» Your instructions: Print the full listing exactly.

(Collection entries)
* START *

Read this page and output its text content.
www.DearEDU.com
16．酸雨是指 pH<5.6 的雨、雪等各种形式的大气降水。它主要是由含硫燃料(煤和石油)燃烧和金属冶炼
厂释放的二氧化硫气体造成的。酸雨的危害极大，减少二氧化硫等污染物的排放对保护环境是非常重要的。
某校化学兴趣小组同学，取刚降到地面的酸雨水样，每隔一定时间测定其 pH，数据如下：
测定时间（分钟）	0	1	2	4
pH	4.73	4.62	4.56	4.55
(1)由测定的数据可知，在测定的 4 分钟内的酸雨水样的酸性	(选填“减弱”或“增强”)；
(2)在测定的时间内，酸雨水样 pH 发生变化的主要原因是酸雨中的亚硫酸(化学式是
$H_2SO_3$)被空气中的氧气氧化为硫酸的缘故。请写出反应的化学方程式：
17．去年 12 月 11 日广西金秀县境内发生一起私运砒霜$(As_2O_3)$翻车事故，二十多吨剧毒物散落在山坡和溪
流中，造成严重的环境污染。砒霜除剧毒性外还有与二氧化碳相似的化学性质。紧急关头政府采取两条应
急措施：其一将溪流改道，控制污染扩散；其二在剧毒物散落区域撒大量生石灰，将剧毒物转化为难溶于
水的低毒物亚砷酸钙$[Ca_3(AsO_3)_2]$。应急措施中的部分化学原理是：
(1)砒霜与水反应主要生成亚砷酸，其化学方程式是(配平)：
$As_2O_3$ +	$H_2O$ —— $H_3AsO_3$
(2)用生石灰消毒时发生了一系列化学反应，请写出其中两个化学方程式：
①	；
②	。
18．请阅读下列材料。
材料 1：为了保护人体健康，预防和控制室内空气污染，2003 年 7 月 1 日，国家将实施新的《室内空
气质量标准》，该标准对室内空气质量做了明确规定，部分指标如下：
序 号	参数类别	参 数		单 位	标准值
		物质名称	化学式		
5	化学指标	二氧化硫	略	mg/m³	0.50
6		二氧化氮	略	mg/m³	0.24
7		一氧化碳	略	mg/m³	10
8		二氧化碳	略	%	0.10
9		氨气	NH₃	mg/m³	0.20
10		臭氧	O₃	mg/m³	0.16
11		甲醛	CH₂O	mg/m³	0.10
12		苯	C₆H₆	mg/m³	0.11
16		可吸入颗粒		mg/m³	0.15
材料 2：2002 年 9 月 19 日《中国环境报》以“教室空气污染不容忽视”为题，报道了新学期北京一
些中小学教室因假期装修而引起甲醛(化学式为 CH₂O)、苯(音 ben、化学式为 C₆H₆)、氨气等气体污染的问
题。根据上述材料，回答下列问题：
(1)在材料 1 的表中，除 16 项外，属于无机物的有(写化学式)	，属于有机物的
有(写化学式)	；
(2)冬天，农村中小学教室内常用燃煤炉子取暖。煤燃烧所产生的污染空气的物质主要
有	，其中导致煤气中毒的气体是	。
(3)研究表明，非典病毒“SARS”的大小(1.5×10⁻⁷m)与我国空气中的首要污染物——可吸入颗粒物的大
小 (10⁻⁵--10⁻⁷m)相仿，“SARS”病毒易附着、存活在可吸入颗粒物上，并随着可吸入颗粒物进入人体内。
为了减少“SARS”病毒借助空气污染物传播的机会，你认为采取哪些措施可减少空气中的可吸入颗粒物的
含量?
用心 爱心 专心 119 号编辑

* END *

» Response below:
Read this page and output its text content.
www.DearEDU.com
16．酸雨是指 pH<5.6 的雨、雪等各种形式的大气降水。它主要是由含硫燃料(煤和石油)燃烧和金属冶炼
厂释放的二氧化硫气体造成的。酸雨的危害极大，减少二氧化硫等污染物的排放对保护环境是非常重要的。
某校化学兴趣小组同学，取刚降到地面的酸雨水样，每隔一定时间测定其 pH，数据如下：
测定时间（分钟）	0	1	2	4
pH	4.73	4.62	4.56	4.55
(1)由测定的数据可知，在测定的 4 分钟内的酸雨水样的酸性	(选填“减弱”或“增强”)；
(2)在测定的时间内，酸雨水样 pH 发生变化的主要原因是酸雨中的亚硫酸(化学式是
$H_2SO_3$)被空气中的氧气氧化为硫酸的缘故。请写出反应的化学方程式：
17．去年 12 月 11 日广西金秀县境内发生一起私运砒霜$(As_2O_3)$翻车事故，二十多吨剧毒物散落在山坡和溪
流中，造成严重的环境污染。砒霜除剧毒性外还有与二氧化碳相似的化学性质。紧急关头政府采取两条应
急措施：其一将溪流改道，控制污染扩散；其二在剧毒物散落区域撒大量生石灰，将剧毒物转化为难溶于
水的低毒物亚砷酸钙$[Ca_3(AsO_3)_2]$。应急措施中的部分化学原理是：
(1)砒霜与水反应主要生成亚砷酸，其化学方程式是(配平)：
$As_2O_3$ +	$H_2O$ —— $H_3AsO_3$
(2)用生石灰消毒时发生了一系列化学反应，请写出其中两个化学方程式：
①	；
②	。
18．请阅读下列材料。
材料 1：为了保护人体健康，预防和控制室内空气污染，2003 年 7 月 1 日，国家将实施新的《室内空
气质量标准》，该标准对室内空气质量做了明确规定，部分指标如下：
序 号	参数类别	参 数		单 位	标准值
		物质名称	化学式		
5	化学指标	二氧化硫	略	mg/m³	0.50
6		二氧化氮	略	mg/m³	0.24
7		一氧化碳	略	mg/m³	10
8		二氧化碳	略	%	0.10
9		氨气	NH₃	mg/m³	0.20
10		臭氧	O₃	mg/m³	0.16
11		甲醛	CH₂O	mg/m³	0.10
12		苯	C₆H₆	mg/m³	0.11
16		可吸入颗粒		mg/m³	0.15
材料 2：2002 年 9 月 19 日《中国环境报》以“教室空气污染不容忽视”为题，报道了新学期北京一
些中小学教室因假期装修而引起甲醛(化学式为 CH₂O)、苯(音 ben、化学式为 C₆H₆)、氨气等气体污染的问
题。根据上述材料，回答下列问题：
(1)在材料 1 的表中，除 16 项外，属于无机物的有(写化学式)	，属于有机物的
有(写化学式)	；
(2)冬天，农村中小学教室内常用燃煤炉子取暖。煤燃烧所产生的污染空气的物质主要
有	，其中导致煤气中毒的气体是	。
(3)研究表明，非典病毒“SARS”的大小(1.5×10⁻⁷m)与我国空气中的首要污染物——可吸入颗粒物的大
小 (10⁻⁵--10⁻⁷m)相仿，“SARS”病毒易附着、存活在可吸入颗粒物上，并随着可吸入颗粒物进入人体内。
为了减少“SARS”病毒借助空气污染物传播的机会，你认为采取哪些措施可减少空气中的可吸入颗粒物的
含量?
用心 爱心 专心 119 号编辑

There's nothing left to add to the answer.